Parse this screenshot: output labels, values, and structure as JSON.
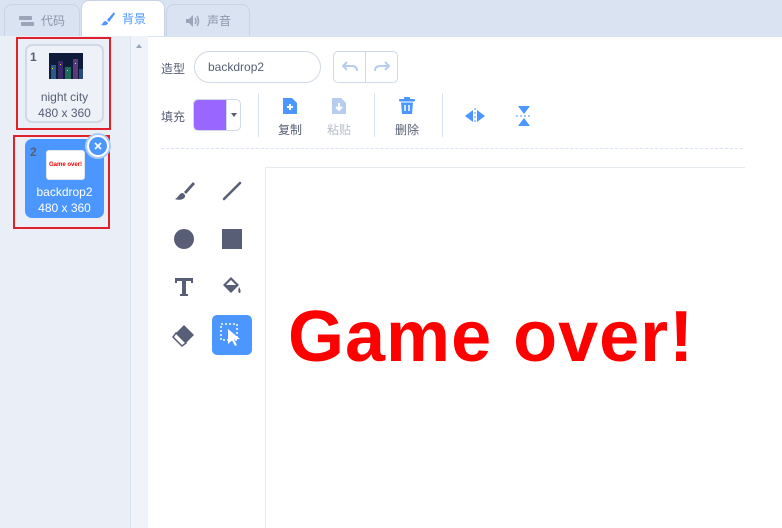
{
  "tabs": [
    {
      "label": "代码",
      "icon": "code-icon"
    },
    {
      "label": "背景",
      "icon": "brush-icon"
    },
    {
      "label": "声音",
      "icon": "speaker-icon"
    }
  ],
  "costumes": [
    {
      "number": "1",
      "name": "night city",
      "size": "480 x 360",
      "selected": false
    },
    {
      "number": "2",
      "name": "backdrop2",
      "size": "480 x 360",
      "selected": true,
      "thumb_text": "Game over!"
    }
  ],
  "editor": {
    "costume_label": "造型",
    "costume_name": "backdrop2",
    "fill_label": "填充",
    "fill_color": "#9966ff",
    "copy_label": "复制",
    "paste_label": "粘贴",
    "delete_label": "删除"
  },
  "canvas": {
    "text": "Game over!",
    "text_color": "#ff0000"
  },
  "colors": {
    "accent": "#4c97ff",
    "highlight_box": "#e0202a"
  }
}
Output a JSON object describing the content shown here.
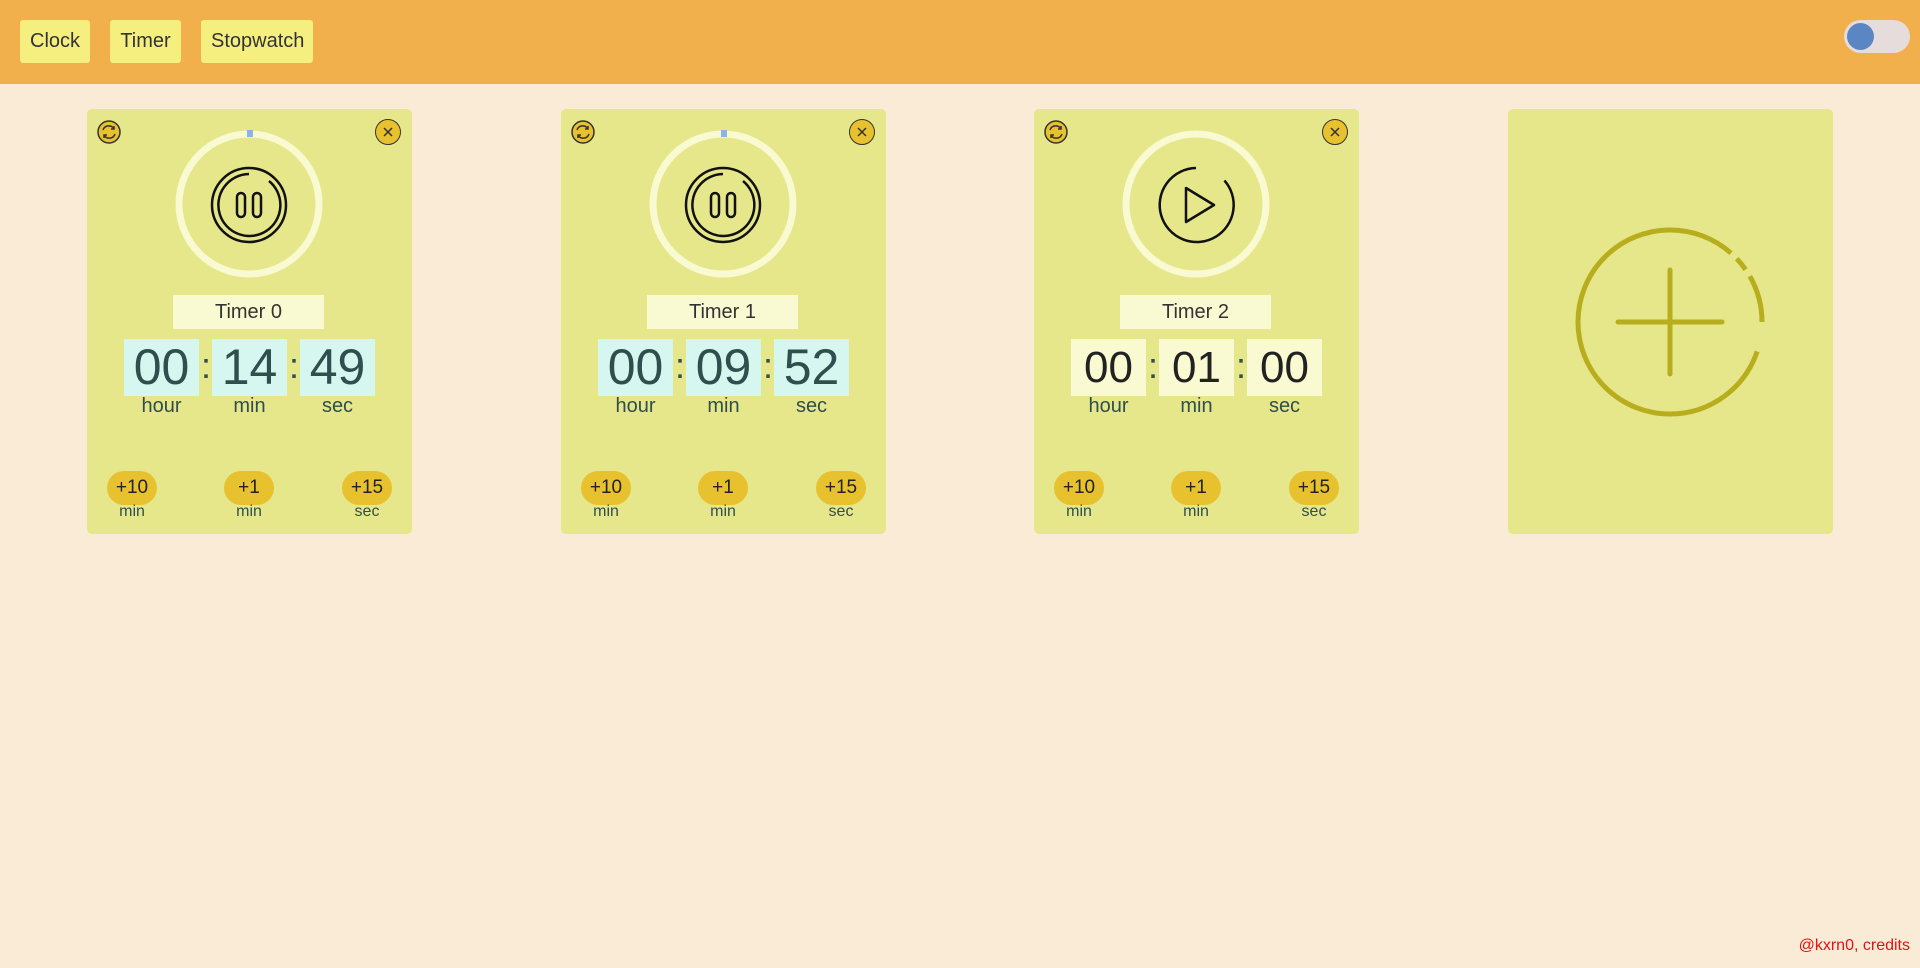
{
  "nav": {
    "clock_label": "Clock",
    "timer_label": "Timer",
    "stopwatch_label": "Stopwatch"
  },
  "timers": [
    {
      "name": "Timer 0",
      "state": "running",
      "hours": "00",
      "minutes": "14",
      "seconds": "49",
      "control_icon": "pause-icon"
    },
    {
      "name": "Timer 1",
      "state": "running",
      "hours": "00",
      "minutes": "09",
      "seconds": "52",
      "control_icon": "pause-icon"
    },
    {
      "name": "Timer 2",
      "state": "idle",
      "hours": "00",
      "minutes": "01",
      "seconds": "00",
      "control_icon": "play-icon"
    }
  ],
  "labels": {
    "hour": "hour",
    "min": "min",
    "sec": "sec",
    "colon": ":"
  },
  "increments": [
    {
      "value": "+10",
      "unit": "min"
    },
    {
      "value": "+1",
      "unit": "min"
    },
    {
      "value": "+15",
      "unit": "sec"
    }
  ],
  "colors": {
    "header": "#f2b04d",
    "card": "#e6e68b",
    "accent": "#e8c12e",
    "running_digit_bg": "#d6f7ef",
    "ring_indicator": "#8ab4e8",
    "add_icon": "#b8ad1d"
  },
  "icons": {
    "reset": "reset-icon",
    "close": "close-icon",
    "add": "add-timer-icon"
  },
  "credits": "@kxrn0, credits"
}
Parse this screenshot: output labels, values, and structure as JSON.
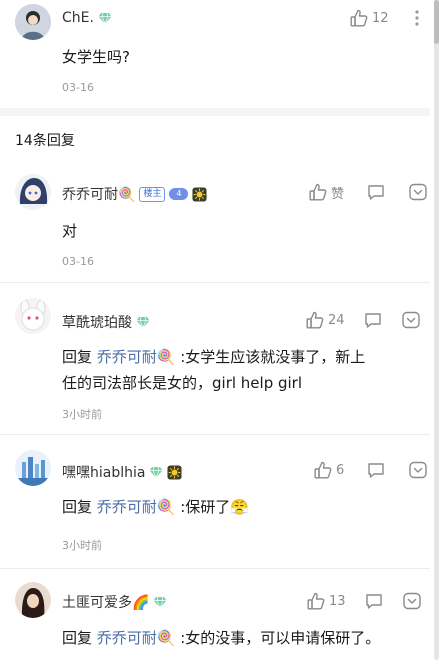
{
  "main_comment": {
    "username": "ChE.",
    "like_count": "12",
    "content": "女学生吗?",
    "time": "03-16"
  },
  "replies_header": "14条回复",
  "replies": [
    {
      "username": "乔乔可耐🍭",
      "tag": "楼主",
      "level": "4",
      "like_label": "赞",
      "content": "对",
      "time": "03-16"
    },
    {
      "username": "草酰琥珀酸",
      "like_count": "24",
      "reply_prefix": "回复",
      "mention": "乔乔可耐🍭",
      "content_line1": " :女学生应该就没事了，新上",
      "content_line2": "任的司法部长是女的，girl help girl",
      "time": "3小时前"
    },
    {
      "username": "嘿嘿hiablhia",
      "like_count": "6",
      "reply_prefix": "回复",
      "mention": "乔乔可耐🍭",
      "content": " :保研了😤",
      "time": "3小时前"
    },
    {
      "username": "土匪可爱多🌈",
      "like_count": "13",
      "reply_prefix": "回复",
      "mention": "乔乔可耐🍭",
      "content": " :女的没事，可以申请保研了。"
    }
  ],
  "colors": {
    "mention": "#4a6ea9",
    "meta_gray": "#9a9a9a",
    "diamond": "#6fd3a4",
    "host_tag": "#3b6fd6"
  },
  "icons": [
    "like-icon",
    "dislike-icon",
    "reply-icon",
    "more-icon",
    "vip-diamond-icon",
    "sun-badge-icon"
  ]
}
= = = = = = =
CHALLENGE
Write out the whole listing exactly, and drop the pictures.

EXERCISE OUTPUT
Parse this screenshot: output labels, values, and structure as JSON.
{
  "tabs": [
    {
      "label": "代码",
      "icon": "code-icon"
    },
    {
      "label": "背景",
      "icon": "brush-icon"
    },
    {
      "label": "声音",
      "icon": "speaker-icon"
    }
  ],
  "costumes": [
    {
      "number": "1",
      "name": "night city",
      "size": "480 x 360",
      "selected": false
    },
    {
      "number": "2",
      "name": "backdrop2",
      "size": "480 x 360",
      "selected": true,
      "thumb_text": "Game over!"
    }
  ],
  "editor": {
    "costume_label": "造型",
    "costume_name": "backdrop2",
    "fill_label": "填充",
    "fill_color": "#9966ff",
    "copy_label": "复制",
    "paste_label": "粘贴",
    "delete_label": "删除"
  },
  "canvas": {
    "text": "Game over!",
    "text_color": "#ff0000"
  },
  "colors": {
    "accent": "#4c97ff",
    "highlight_box": "#e0202a"
  }
}
Output a JSON object describing the content shown here.
{
  "nav": {
    "clock_label": "Clock",
    "timer_label": "Timer",
    "stopwatch_label": "Stopwatch"
  },
  "timers": [
    {
      "name": "Timer 0",
      "state": "running",
      "hours": "00",
      "minutes": "14",
      "seconds": "49",
      "control_icon": "pause-icon"
    },
    {
      "name": "Timer 1",
      "state": "running",
      "hours": "00",
      "minutes": "09",
      "seconds": "52",
      "control_icon": "pause-icon"
    },
    {
      "name": "Timer 2",
      "state": "idle",
      "hours": "00",
      "minutes": "01",
      "seconds": "00",
      "control_icon": "play-icon"
    }
  ],
  "labels": {
    "hour": "hour",
    "min": "min",
    "sec": "sec",
    "colon": ":"
  },
  "increments": [
    {
      "value": "+10",
      "unit": "min"
    },
    {
      "value": "+1",
      "unit": "min"
    },
    {
      "value": "+15",
      "unit": "sec"
    }
  ],
  "colors": {
    "header": "#f2b04d",
    "card": "#e6e68b",
    "accent": "#e8c12e",
    "running_digit_bg": "#d6f7ef",
    "ring_indicator": "#8ab4e8",
    "add_icon": "#b8ad1d"
  },
  "icons": {
    "reset": "reset-icon",
    "close": "close-icon",
    "add": "add-timer-icon"
  },
  "credits": "@kxrn0, credits"
}
Parse this screenshot: output labels, values, and structure as JSON.
{
  "main_comment": {
    "username": "ChE.",
    "like_count": "12",
    "content": "女学生吗?",
    "time": "03-16"
  },
  "replies_header": "14条回复",
  "replies": [
    {
      "username": "乔乔可耐🍭",
      "tag": "楼主",
      "level": "4",
      "like_label": "赞",
      "content": "对",
      "time": "03-16"
    },
    {
      "username": "草酰琥珀酸",
      "like_count": "24",
      "reply_prefix": "回复",
      "mention": "乔乔可耐🍭",
      "content_line1": " :女学生应该就没事了，新上",
      "content_line2": "任的司法部长是女的，girl help girl",
      "time": "3小时前"
    },
    {
      "username": "嘿嘿hiablhia",
      "like_count": "6",
      "reply_prefix": "回复",
      "mention": "乔乔可耐🍭",
      "content": " :保研了😤",
      "time": "3小时前"
    },
    {
      "username": "土匪可爱多🌈",
      "like_count": "13",
      "reply_prefix": "回复",
      "mention": "乔乔可耐🍭",
      "content": " :女的没事，可以申请保研了。"
    }
  ],
  "colors": {
    "mention": "#4a6ea9",
    "meta_gray": "#9a9a9a",
    "diamond": "#6fd3a4",
    "host_tag": "#3b6fd6"
  },
  "icons": [
    "like-icon",
    "dislike-icon",
    "reply-icon",
    "more-icon",
    "vip-diamond-icon",
    "sun-badge-icon"
  ]
}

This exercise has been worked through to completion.